YOUR OBJECTIVE -
Find each line with the string "name" and report it.

DATA ENTRIES -

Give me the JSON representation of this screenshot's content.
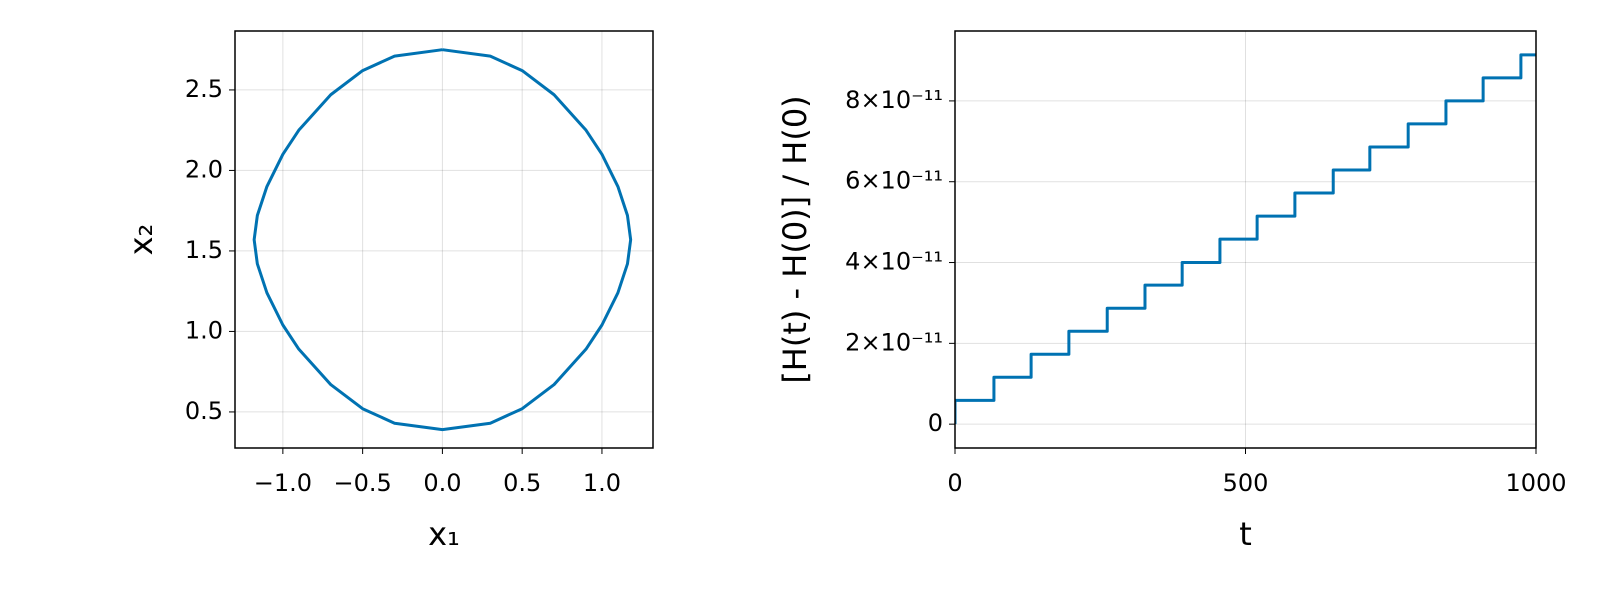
{
  "chart_data": [
    {
      "type": "line",
      "xlabel": "x₁",
      "ylabel": "x₂",
      "color": "#0072b2",
      "grid": true,
      "x": [
        0,
        0.3,
        0.5,
        0.7,
        0.9,
        1.0,
        1.1,
        1.16,
        1.18,
        1.16,
        1.1,
        1.0,
        0.9,
        0.7,
        0.5,
        0.3,
        0,
        -0.3,
        -0.5,
        -0.7,
        -0.9,
        -1.0,
        -1.1,
        -1.16,
        -1.18,
        -1.16,
        -1.1,
        -1.0,
        -0.9,
        -0.7,
        -0.5,
        -0.3,
        0
      ],
      "y": [
        2.75,
        2.71,
        2.62,
        2.47,
        2.25,
        2.1,
        1.9,
        1.72,
        1.57,
        1.42,
        1.24,
        1.04,
        0.89,
        0.67,
        0.52,
        0.43,
        0.39,
        0.43,
        0.52,
        0.67,
        0.89,
        1.04,
        1.24,
        1.42,
        1.57,
        1.72,
        1.9,
        2.1,
        2.25,
        2.47,
        2.62,
        2.71,
        2.75
      ],
      "xlim": [
        -1.3,
        1.32
      ],
      "ylim": [
        0.276,
        2.866
      ],
      "xticks": [
        {
          "value": -1.0,
          "label": "−1.0"
        },
        {
          "value": -0.5,
          "label": "−0.5"
        },
        {
          "value": 0,
          "label": "0.0"
        },
        0.5,
        {
          "value": 1.0,
          "label": "1.0"
        }
      ],
      "yticks": [
        0.5,
        {
          "value": 1.0,
          "label": "1.0"
        },
        1.5,
        {
          "value": 2.0,
          "label": "2.0"
        },
        2.5
      ]
    },
    {
      "type": "line",
      "xlabel": "t",
      "ylabel": "[H(t) - H(0)] / H(0)",
      "color": "#0072b2",
      "grid": true,
      "x": [
        0,
        0,
        67,
        67,
        131,
        131,
        196,
        196,
        262,
        262,
        327,
        327,
        391,
        391,
        456,
        456,
        520,
        520,
        585,
        585,
        651,
        651,
        714,
        714,
        780,
        780,
        845,
        845,
        909,
        909,
        974,
        974,
        1000
      ],
      "y": [
        0,
        5.9e-12,
        5.9e-12,
        1.16e-11,
        1.16e-11,
        1.73e-11,
        1.73e-11,
        2.3e-11,
        2.3e-11,
        2.87e-11,
        2.87e-11,
        3.44e-11,
        3.44e-11,
        4e-11,
        4e-11,
        4.58e-11,
        4.58e-11,
        5.15e-11,
        5.15e-11,
        5.72e-11,
        5.72e-11,
        6.29e-11,
        6.29e-11,
        6.86e-11,
        6.86e-11,
        7.43e-11,
        7.43e-11,
        8e-11,
        8e-11,
        8.57e-11,
        8.57e-11,
        9.14e-11,
        9.14e-11
      ],
      "xlim": [
        0,
        1000
      ],
      "ylim": [
        -5.9e-12,
        9.73e-11
      ],
      "xticks": [
        0,
        500,
        1000
      ],
      "yticks": [
        0,
        {
          "value": 2e-11,
          "label": "2×10⁻¹¹"
        },
        {
          "value": 4e-11,
          "label": "4×10⁻¹¹"
        },
        {
          "value": 6e-11,
          "label": "6×10⁻¹¹"
        },
        {
          "value": 8e-11,
          "label": "8×10⁻¹¹"
        }
      ]
    }
  ]
}
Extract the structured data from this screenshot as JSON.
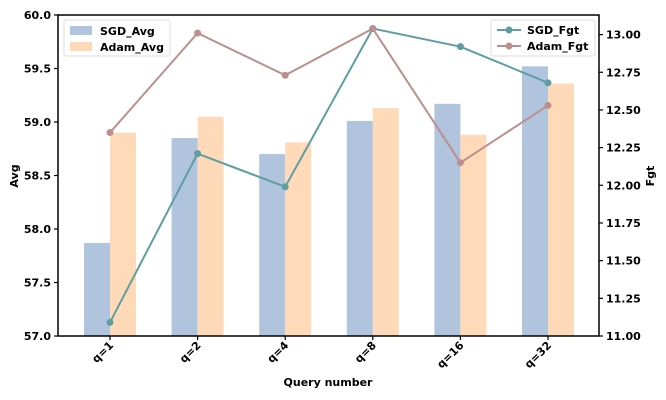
{
  "chart_data": {
    "type": "bar+line (dual axis)",
    "xlabel": "Query number",
    "ylabel_left": "Avg",
    "ylabel_right": "Fgt",
    "categories": [
      "q=1",
      "q=2",
      "q=4",
      "q=8",
      "q=16",
      "q=32"
    ],
    "ylim_left": [
      57.0,
      60.0
    ],
    "ylim_right": [
      11.0,
      13.13
    ],
    "yticks_left": [
      "57.0",
      "57.5",
      "58.0",
      "58.5",
      "59.0",
      "59.5",
      "60.0"
    ],
    "yticks_right": [
      "11.00",
      "11.25",
      "11.50",
      "11.75",
      "12.00",
      "12.25",
      "12.50",
      "12.75",
      "13.00"
    ],
    "grid": false,
    "bar_series": [
      {
        "name": "SGD_Avg",
        "color": "#b0c4de",
        "values": [
          57.87,
          58.85,
          58.7,
          59.01,
          59.17,
          59.52
        ]
      },
      {
        "name": "Adam_Avg",
        "color": "#ffdab9",
        "values": [
          58.9,
          59.05,
          58.81,
          59.13,
          58.88,
          59.36
        ]
      }
    ],
    "line_series": [
      {
        "name": "SGD_Fgt",
        "color": "#5f9ea0",
        "values": [
          11.09,
          12.21,
          11.99,
          13.04,
          12.92,
          12.68
        ]
      },
      {
        "name": "Adam_Fgt",
        "color": "#bc8f8f",
        "values": [
          12.35,
          13.01,
          12.73,
          13.04,
          12.15,
          12.53
        ]
      }
    ],
    "legend_left": "top-left",
    "legend_right": "top-right"
  }
}
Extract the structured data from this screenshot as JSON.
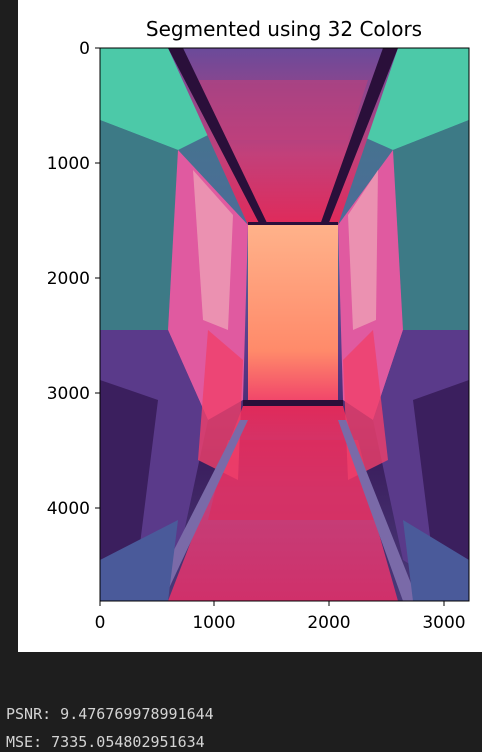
{
  "figure": {
    "title": "Segmented using 32 Colors",
    "x_ticks": [
      "0",
      "1000",
      "2000",
      "3000"
    ],
    "y_ticks": [
      "0",
      "1000",
      "2000",
      "3000",
      "4000"
    ],
    "xlim": [
      0,
      3200
    ],
    "ylim": [
      4800,
      0
    ],
    "palette": {
      "teal": "#4cc9a8",
      "slate_teal": "#3d7a86",
      "deep_purple": "#3b1f5e",
      "violet": "#5a3a8a",
      "magenta": "#c2407a",
      "hot_pink": "#f0406a",
      "salmon": "#ff8a6a",
      "peach": "#ffb28a",
      "rose": "#e05aa0",
      "crimson": "#e02a5a"
    }
  },
  "output": {
    "psnr": "PSNR: 9.476769978991644",
    "mse": "MSE: 7335.054802951634"
  }
}
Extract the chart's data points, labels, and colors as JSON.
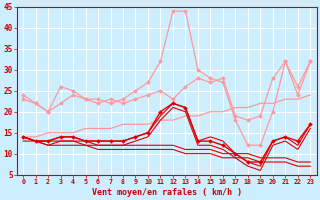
{
  "background_color": "#cceeff",
  "grid_color": "#ffffff",
  "xlabel": "Vent moyen/en rafales ( km/h )",
  "xlabel_color": "#cc0000",
  "tick_color": "#cc0000",
  "xlim": [
    -0.5,
    23.5
  ],
  "ylim": [
    5,
    45
  ],
  "yticks": [
    5,
    10,
    15,
    20,
    25,
    30,
    35,
    40,
    45
  ],
  "xticks": [
    0,
    1,
    2,
    3,
    4,
    5,
    6,
    7,
    8,
    9,
    10,
    11,
    12,
    13,
    14,
    15,
    16,
    17,
    18,
    19,
    20,
    21,
    22,
    23
  ],
  "lines": [
    {
      "x": [
        0,
        1,
        2,
        3,
        4,
        5,
        6,
        7,
        8,
        9,
        10,
        11,
        12,
        13,
        14,
        15,
        16,
        17,
        18,
        19,
        20,
        21,
        22,
        23
      ],
      "y": [
        23,
        22,
        20,
        26,
        25,
        23,
        23,
        22,
        23,
        25,
        27,
        32,
        44,
        44,
        30,
        28,
        27,
        18,
        12,
        12,
        20,
        32,
        24,
        32
      ],
      "color": "#ff9999",
      "lw": 0.9,
      "marker": "D",
      "ms": 2.0
    },
    {
      "x": [
        0,
        1,
        2,
        3,
        4,
        5,
        6,
        7,
        8,
        9,
        10,
        11,
        12,
        13,
        14,
        15,
        16,
        17,
        18,
        19,
        20,
        21,
        22,
        23
      ],
      "y": [
        14,
        14,
        15,
        15,
        15,
        16,
        16,
        16,
        17,
        17,
        17,
        18,
        18,
        19,
        19,
        20,
        20,
        21,
        21,
        22,
        22,
        23,
        23,
        24
      ],
      "color": "#ff9999",
      "lw": 0.9,
      "marker": null,
      "ms": 0
    },
    {
      "x": [
        0,
        1,
        2,
        3,
        4,
        5,
        6,
        7,
        8,
        9,
        10,
        11,
        12,
        13,
        14,
        15,
        16,
        17,
        18,
        19,
        20,
        21,
        22,
        23
      ],
      "y": [
        24,
        22,
        20,
        22,
        24,
        23,
        22,
        23,
        22,
        23,
        24,
        25,
        23,
        26,
        28,
        27,
        28,
        19,
        18,
        19,
        28,
        32,
        26,
        32
      ],
      "color": "#ff9999",
      "lw": 0.9,
      "marker": "D",
      "ms": 2.0
    },
    {
      "x": [
        0,
        1,
        2,
        3,
        4,
        5,
        6,
        7,
        8,
        9,
        10,
        11,
        12,
        13,
        14,
        15,
        16,
        17,
        18,
        19,
        20,
        21,
        22,
        23
      ],
      "y": [
        14,
        13,
        13,
        14,
        14,
        13,
        13,
        13,
        13,
        14,
        15,
        20,
        22,
        21,
        13,
        13,
        12,
        10,
        8,
        8,
        13,
        14,
        13,
        17
      ],
      "color": "#dd0000",
      "lw": 1.0,
      "marker": "D",
      "ms": 2.0
    },
    {
      "x": [
        0,
        1,
        2,
        3,
        4,
        5,
        6,
        7,
        8,
        9,
        10,
        11,
        12,
        13,
        14,
        15,
        16,
        17,
        18,
        19,
        20,
        21,
        22,
        23
      ],
      "y": [
        14,
        13,
        12,
        13,
        13,
        12,
        12,
        12,
        12,
        13,
        14,
        18,
        21,
        20,
        12,
        12,
        11,
        9,
        7,
        6,
        12,
        13,
        11,
        16
      ],
      "color": "#dd0000",
      "lw": 0.8,
      "marker": null,
      "ms": 0
    },
    {
      "x": [
        0,
        1,
        2,
        3,
        4,
        5,
        6,
        7,
        8,
        9,
        10,
        11,
        12,
        13,
        14,
        15,
        16,
        17,
        18,
        19,
        20,
        21,
        22,
        23
      ],
      "y": [
        14,
        13,
        13,
        14,
        14,
        13,
        13,
        13,
        13,
        14,
        15,
        19,
        22,
        21,
        13,
        14,
        13,
        10,
        8,
        7,
        13,
        14,
        12,
        17
      ],
      "color": "#dd0000",
      "lw": 0.8,
      "marker": null,
      "ms": 0
    },
    {
      "x": [
        0,
        1,
        2,
        3,
        4,
        5,
        6,
        7,
        8,
        9,
        10,
        11,
        12,
        13,
        14,
        15,
        16,
        17,
        18,
        19,
        20,
        21,
        22,
        23
      ],
      "y": [
        14,
        13,
        13,
        13,
        13,
        13,
        12,
        12,
        12,
        12,
        12,
        12,
        12,
        11,
        11,
        11,
        10,
        10,
        10,
        9,
        9,
        9,
        8,
        8
      ],
      "color": "#dd0000",
      "lw": 0.8,
      "marker": null,
      "ms": 0
    },
    {
      "x": [
        0,
        1,
        2,
        3,
        4,
        5,
        6,
        7,
        8,
        9,
        10,
        11,
        12,
        13,
        14,
        15,
        16,
        17,
        18,
        19,
        20,
        21,
        22,
        23
      ],
      "y": [
        13,
        13,
        12,
        12,
        12,
        12,
        11,
        11,
        11,
        11,
        11,
        11,
        11,
        10,
        10,
        10,
        9,
        9,
        9,
        8,
        8,
        8,
        7,
        7
      ],
      "color": "#dd0000",
      "lw": 0.8,
      "marker": null,
      "ms": 0
    }
  ]
}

ANSWER TO THE PROBLEM -
        "name": "SGD_Avg",
        "name": "Adam_Avg",
        "name": "SGD_Fgt",
        "name": "Adam_Fgt",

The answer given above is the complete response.